§ WORK TO DO
Below are some entries. Copy each line that holds the string "What".

§ RECORDS FOR THIS EXERCISE
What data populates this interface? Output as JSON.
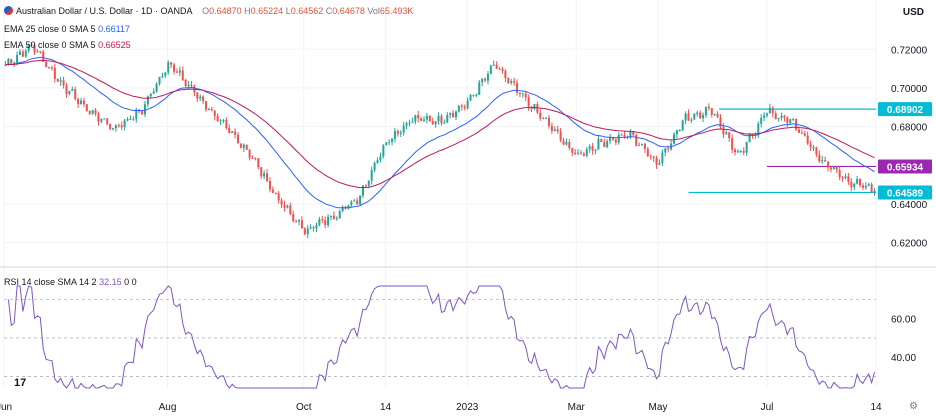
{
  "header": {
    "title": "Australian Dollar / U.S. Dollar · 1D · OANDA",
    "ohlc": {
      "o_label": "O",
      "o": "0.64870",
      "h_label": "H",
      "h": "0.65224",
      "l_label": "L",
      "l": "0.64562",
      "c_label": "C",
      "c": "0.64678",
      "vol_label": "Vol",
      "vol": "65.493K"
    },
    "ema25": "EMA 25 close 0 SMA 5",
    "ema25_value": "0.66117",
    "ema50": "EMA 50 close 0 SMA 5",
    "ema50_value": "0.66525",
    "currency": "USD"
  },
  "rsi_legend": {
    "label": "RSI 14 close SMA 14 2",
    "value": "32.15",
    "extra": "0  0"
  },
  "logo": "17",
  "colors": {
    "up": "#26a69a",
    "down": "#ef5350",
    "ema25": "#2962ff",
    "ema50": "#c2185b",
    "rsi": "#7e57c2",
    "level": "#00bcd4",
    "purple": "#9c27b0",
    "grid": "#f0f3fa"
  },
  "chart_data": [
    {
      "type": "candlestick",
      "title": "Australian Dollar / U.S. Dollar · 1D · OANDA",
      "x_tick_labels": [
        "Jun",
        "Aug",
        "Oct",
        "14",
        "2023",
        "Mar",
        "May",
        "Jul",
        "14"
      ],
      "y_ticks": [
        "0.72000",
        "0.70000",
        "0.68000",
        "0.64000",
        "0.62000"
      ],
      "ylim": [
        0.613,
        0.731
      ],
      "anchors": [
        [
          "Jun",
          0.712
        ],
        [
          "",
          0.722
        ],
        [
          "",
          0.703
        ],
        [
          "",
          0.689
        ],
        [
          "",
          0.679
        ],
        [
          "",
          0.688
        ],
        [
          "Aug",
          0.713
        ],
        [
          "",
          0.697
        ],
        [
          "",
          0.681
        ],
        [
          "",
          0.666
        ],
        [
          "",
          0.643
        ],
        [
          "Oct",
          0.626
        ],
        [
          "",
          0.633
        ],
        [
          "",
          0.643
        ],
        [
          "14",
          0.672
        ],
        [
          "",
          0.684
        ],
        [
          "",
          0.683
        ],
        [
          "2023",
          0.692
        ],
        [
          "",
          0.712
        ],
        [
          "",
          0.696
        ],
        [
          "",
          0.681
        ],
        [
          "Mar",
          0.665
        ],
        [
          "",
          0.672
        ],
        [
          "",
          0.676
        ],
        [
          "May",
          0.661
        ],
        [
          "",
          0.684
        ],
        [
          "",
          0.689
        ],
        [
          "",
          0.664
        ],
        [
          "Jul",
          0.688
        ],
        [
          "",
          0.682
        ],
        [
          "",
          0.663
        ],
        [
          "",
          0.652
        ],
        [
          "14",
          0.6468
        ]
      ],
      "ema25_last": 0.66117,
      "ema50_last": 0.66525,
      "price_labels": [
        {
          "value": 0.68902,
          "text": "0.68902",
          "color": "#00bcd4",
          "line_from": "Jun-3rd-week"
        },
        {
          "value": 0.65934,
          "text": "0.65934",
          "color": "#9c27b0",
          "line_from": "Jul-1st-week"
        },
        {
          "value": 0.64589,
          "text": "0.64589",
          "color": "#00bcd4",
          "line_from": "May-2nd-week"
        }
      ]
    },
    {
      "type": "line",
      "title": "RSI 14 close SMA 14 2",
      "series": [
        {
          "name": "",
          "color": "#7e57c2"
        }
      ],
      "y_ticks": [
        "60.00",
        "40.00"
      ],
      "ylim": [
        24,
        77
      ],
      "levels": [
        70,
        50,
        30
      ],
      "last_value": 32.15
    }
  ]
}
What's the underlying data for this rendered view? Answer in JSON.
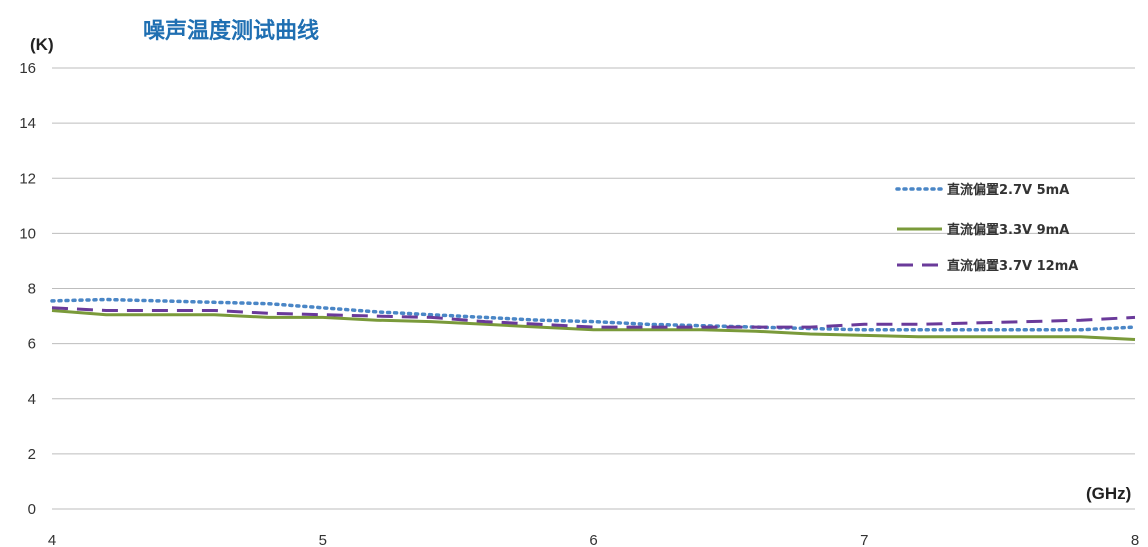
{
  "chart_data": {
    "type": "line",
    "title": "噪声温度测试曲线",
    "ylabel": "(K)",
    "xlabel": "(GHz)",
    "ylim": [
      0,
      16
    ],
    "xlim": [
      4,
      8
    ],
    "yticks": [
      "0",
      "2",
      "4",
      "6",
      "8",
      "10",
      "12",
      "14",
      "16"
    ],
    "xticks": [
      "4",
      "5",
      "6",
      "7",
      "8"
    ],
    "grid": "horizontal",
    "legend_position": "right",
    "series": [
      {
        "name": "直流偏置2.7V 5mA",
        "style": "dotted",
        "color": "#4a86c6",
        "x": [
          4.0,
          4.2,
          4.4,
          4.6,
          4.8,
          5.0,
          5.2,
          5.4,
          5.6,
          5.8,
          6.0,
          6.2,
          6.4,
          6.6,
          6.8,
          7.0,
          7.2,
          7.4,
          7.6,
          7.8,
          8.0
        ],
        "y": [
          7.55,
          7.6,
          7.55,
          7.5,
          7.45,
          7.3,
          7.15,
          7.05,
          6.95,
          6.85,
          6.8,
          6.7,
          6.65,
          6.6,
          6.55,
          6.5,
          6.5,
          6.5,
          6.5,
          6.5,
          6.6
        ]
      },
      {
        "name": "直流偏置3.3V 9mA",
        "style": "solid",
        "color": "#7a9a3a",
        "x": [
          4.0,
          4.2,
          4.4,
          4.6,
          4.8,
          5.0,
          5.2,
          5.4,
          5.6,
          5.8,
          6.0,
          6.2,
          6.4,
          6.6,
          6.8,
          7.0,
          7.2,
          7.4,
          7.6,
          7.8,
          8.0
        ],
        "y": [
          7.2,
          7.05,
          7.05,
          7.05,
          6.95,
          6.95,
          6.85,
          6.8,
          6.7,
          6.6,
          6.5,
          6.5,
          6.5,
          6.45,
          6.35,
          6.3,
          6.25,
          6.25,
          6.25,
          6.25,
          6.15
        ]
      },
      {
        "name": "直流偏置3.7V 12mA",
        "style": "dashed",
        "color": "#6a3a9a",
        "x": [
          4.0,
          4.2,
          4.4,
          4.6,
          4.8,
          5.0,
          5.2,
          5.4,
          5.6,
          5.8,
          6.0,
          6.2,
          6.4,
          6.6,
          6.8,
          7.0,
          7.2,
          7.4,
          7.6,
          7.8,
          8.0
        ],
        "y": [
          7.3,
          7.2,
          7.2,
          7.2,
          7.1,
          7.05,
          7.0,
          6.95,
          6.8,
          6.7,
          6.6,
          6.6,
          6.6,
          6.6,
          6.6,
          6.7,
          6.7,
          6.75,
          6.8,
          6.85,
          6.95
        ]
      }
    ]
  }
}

...

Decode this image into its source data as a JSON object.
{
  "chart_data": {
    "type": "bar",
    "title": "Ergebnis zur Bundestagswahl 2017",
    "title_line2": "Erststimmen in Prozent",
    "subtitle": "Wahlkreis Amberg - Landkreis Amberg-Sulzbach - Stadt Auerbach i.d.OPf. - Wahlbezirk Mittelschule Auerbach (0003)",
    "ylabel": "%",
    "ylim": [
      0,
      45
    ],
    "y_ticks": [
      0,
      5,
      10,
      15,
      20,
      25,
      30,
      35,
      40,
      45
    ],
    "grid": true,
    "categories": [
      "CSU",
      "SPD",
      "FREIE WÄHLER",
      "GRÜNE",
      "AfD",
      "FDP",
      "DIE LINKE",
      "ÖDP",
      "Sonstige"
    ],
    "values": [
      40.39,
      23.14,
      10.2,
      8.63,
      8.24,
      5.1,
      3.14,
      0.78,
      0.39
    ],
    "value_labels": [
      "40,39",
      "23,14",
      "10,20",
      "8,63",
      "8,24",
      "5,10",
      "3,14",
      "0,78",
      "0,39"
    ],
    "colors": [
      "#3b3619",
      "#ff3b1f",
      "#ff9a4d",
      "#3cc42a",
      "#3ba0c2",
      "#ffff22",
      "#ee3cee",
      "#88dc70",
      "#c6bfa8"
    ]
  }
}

§ PROBLEM SOLUTION
What data populates this interface? Output as JSON.
What's the underlying data for this rendered view? Answer in JSON.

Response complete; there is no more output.